_Exercise details_
Using the data below, copy each line that includes the word "Rivières".

_Extracted material_

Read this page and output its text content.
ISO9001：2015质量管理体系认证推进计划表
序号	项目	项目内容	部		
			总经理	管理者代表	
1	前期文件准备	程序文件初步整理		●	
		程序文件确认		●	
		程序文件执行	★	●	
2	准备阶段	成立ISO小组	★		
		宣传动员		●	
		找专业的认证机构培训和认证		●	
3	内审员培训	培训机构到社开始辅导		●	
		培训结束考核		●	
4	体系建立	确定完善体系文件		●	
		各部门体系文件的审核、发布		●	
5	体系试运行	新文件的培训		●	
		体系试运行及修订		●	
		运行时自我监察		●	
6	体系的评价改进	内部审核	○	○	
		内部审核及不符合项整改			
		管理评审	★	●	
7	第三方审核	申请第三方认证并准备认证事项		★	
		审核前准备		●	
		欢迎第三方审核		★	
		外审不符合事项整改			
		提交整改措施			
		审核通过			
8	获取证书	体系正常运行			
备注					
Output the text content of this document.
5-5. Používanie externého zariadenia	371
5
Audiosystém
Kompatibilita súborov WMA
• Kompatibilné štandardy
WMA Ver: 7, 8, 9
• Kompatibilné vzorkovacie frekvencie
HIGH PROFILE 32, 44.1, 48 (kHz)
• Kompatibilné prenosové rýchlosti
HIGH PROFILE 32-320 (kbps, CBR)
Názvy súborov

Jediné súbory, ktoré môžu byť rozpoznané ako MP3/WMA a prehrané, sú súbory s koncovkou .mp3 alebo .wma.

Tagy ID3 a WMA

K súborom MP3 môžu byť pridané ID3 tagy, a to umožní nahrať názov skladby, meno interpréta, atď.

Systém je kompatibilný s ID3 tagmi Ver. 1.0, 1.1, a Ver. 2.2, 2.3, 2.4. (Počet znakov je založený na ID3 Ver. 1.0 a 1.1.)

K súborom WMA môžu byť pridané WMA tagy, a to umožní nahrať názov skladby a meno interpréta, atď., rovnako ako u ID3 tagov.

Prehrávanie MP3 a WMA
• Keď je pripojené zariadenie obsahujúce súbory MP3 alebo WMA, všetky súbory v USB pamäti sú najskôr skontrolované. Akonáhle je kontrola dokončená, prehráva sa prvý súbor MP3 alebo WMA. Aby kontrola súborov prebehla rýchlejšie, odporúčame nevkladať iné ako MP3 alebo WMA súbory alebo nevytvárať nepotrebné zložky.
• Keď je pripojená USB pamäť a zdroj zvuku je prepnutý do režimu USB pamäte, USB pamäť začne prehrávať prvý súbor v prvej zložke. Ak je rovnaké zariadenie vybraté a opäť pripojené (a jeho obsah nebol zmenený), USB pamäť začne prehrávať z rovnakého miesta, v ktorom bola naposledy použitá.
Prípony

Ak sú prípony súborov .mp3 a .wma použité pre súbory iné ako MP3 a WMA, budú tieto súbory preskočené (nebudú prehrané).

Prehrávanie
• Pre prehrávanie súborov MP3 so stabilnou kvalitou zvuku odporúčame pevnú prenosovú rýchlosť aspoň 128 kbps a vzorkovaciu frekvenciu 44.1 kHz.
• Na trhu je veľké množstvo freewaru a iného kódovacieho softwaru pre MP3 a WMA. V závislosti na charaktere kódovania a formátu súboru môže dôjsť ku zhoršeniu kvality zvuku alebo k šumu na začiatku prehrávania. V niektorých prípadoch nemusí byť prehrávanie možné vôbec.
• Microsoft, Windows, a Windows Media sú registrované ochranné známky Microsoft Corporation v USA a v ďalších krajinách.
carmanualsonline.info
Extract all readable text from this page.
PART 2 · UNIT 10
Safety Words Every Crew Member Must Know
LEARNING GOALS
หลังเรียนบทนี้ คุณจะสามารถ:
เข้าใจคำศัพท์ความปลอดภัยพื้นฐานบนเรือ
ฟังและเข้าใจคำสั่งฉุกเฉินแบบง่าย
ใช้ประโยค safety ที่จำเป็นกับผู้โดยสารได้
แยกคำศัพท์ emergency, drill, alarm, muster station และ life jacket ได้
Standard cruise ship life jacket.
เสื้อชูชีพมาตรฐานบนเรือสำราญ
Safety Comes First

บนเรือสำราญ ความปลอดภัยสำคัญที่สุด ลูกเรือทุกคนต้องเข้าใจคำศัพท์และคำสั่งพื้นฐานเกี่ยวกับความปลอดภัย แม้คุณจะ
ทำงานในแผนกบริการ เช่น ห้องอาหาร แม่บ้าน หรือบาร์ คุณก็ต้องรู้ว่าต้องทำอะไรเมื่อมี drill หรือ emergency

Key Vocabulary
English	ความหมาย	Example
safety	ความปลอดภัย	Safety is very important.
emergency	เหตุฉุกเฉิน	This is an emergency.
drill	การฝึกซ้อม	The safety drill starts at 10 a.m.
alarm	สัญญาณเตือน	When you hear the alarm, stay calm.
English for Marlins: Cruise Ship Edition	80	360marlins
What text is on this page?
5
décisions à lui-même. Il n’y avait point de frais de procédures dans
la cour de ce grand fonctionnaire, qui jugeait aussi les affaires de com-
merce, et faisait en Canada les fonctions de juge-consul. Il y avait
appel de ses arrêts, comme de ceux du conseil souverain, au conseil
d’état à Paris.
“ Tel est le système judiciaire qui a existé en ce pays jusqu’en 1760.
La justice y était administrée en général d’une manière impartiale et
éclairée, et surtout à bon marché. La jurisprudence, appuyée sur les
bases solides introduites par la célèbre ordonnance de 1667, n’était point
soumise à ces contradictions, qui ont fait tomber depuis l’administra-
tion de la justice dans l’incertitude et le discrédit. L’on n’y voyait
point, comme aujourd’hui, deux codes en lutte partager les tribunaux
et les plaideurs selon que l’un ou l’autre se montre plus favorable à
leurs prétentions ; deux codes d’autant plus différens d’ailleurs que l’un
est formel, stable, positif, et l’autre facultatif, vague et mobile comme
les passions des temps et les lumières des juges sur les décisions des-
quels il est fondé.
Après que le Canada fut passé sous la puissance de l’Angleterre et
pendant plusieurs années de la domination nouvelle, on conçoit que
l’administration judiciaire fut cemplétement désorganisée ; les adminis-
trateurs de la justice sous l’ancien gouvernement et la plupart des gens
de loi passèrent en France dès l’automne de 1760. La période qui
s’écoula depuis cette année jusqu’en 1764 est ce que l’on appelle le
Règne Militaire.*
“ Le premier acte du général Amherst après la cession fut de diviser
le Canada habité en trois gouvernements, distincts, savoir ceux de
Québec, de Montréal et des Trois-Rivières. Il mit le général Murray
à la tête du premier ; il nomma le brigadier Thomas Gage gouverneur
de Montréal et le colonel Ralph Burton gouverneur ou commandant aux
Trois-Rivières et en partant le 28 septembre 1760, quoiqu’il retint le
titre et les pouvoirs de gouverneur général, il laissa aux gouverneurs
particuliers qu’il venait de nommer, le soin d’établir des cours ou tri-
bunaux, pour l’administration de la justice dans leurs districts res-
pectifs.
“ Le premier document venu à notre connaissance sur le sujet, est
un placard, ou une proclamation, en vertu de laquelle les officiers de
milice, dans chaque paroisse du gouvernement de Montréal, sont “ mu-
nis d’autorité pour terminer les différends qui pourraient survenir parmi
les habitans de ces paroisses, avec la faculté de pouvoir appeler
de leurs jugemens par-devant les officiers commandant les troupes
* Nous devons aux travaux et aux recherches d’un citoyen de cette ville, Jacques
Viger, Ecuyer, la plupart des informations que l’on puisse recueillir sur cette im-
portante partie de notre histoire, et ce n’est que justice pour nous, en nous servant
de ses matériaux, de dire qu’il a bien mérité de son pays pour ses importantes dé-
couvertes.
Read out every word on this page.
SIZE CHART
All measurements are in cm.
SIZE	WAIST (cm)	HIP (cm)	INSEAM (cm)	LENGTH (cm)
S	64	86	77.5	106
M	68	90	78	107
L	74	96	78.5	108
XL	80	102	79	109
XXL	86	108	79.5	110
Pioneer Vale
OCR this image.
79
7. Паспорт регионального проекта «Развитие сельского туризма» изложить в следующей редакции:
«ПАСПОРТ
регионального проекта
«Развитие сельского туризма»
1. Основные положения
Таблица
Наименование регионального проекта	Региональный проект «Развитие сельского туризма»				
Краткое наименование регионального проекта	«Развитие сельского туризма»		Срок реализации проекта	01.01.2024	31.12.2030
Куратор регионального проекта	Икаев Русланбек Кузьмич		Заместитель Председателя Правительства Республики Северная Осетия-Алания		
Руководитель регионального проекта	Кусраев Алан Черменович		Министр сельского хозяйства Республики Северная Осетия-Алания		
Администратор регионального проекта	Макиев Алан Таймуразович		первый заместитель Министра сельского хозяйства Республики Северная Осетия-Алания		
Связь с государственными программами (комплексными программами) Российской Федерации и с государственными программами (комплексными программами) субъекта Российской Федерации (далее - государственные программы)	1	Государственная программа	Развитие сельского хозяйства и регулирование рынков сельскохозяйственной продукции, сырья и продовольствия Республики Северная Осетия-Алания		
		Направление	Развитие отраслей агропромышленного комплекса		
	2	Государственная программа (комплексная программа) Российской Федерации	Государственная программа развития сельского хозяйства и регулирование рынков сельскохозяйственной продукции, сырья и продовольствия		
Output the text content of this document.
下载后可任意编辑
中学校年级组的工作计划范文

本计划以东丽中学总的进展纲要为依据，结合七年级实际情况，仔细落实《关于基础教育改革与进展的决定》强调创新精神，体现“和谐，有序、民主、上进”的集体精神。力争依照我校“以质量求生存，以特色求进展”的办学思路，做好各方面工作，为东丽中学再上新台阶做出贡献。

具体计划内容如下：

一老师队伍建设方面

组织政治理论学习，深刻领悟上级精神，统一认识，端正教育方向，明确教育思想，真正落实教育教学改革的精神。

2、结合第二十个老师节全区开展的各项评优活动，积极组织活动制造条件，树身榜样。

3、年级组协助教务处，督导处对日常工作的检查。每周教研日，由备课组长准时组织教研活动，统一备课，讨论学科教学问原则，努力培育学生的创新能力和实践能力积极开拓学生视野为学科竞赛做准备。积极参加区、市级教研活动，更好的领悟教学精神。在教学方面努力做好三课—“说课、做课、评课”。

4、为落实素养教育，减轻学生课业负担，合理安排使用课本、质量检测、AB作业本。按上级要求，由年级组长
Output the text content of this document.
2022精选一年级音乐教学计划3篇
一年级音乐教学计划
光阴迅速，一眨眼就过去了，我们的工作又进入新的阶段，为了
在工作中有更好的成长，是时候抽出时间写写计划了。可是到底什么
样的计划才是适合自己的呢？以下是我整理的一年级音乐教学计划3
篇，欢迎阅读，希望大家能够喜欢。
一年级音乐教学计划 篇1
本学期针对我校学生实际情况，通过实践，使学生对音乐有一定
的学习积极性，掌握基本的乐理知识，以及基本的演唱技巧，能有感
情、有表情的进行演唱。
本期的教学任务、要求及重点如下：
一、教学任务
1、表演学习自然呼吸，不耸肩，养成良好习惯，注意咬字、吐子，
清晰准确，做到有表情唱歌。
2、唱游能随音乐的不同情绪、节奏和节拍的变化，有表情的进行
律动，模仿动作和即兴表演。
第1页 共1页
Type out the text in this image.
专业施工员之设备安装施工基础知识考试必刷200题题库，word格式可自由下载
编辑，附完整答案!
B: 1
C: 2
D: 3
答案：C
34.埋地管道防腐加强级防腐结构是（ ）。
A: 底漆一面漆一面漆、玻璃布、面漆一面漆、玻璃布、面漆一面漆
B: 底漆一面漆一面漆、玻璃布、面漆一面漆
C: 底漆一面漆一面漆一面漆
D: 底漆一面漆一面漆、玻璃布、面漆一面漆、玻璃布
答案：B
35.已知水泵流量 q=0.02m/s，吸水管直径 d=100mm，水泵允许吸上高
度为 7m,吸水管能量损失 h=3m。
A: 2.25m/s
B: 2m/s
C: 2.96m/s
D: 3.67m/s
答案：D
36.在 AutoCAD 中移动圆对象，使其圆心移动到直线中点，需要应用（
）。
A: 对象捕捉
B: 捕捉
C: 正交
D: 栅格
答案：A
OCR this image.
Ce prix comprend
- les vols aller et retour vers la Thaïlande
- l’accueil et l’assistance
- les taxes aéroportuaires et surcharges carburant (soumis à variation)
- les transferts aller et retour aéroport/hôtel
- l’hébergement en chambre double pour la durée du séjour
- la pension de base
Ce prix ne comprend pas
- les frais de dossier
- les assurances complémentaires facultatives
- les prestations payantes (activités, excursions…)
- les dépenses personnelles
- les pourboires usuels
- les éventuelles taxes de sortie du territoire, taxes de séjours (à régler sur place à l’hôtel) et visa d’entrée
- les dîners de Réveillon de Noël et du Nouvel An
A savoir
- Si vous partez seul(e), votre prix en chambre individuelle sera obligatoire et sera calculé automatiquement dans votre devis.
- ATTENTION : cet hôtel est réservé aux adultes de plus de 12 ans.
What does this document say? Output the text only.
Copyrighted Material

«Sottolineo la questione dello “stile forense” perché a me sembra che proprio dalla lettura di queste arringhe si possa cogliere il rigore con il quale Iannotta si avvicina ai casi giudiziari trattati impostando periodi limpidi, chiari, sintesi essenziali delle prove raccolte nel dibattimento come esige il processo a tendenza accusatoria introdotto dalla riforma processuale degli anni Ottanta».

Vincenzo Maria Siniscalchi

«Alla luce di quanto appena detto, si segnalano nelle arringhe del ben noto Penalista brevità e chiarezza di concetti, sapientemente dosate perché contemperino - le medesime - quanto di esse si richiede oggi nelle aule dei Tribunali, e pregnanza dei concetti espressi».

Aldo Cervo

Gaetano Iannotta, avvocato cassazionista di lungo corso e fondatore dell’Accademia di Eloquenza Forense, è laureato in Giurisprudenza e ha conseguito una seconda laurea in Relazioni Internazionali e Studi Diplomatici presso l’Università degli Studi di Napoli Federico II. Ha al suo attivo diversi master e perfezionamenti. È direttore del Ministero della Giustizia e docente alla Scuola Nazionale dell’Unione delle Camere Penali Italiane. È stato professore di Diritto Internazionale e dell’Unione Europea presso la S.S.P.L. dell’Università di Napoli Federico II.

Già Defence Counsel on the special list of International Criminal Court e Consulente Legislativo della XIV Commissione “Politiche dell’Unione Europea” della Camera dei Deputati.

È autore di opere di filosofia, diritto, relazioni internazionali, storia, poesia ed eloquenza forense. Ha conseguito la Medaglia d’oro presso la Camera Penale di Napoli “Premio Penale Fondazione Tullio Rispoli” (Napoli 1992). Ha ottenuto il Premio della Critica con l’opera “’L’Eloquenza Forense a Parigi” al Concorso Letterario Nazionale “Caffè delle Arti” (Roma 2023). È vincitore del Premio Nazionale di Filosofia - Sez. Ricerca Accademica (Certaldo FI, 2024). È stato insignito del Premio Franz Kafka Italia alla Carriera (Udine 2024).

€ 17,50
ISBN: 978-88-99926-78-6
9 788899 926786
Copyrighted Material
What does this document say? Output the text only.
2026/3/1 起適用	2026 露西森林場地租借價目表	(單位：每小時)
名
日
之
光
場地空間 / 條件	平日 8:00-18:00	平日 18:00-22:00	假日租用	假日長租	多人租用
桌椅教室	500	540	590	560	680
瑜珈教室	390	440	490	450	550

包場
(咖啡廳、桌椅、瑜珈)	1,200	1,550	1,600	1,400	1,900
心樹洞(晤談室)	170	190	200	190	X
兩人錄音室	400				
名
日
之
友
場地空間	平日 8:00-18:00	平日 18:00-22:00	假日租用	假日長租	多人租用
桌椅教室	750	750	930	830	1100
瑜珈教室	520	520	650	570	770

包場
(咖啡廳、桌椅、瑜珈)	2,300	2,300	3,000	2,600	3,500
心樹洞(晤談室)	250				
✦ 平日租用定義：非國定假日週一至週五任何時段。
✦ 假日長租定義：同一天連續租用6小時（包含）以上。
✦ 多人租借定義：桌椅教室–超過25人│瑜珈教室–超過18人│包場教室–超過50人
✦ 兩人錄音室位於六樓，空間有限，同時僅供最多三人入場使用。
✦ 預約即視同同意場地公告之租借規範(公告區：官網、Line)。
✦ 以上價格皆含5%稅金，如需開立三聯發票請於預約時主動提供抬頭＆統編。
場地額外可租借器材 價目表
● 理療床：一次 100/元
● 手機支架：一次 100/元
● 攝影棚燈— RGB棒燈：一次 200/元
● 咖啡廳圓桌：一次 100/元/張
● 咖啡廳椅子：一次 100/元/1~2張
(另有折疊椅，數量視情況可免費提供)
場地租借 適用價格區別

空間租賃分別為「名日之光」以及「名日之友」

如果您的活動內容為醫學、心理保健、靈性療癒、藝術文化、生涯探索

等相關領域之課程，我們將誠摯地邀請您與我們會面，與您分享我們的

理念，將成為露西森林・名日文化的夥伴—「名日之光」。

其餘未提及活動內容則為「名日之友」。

_Problem solution_
Québec, de Montréal et des Trois-Rivières. Il mit le général Murray
Trois-Rivières et en partant le 28 septembre 1760, quoiqu’il retint le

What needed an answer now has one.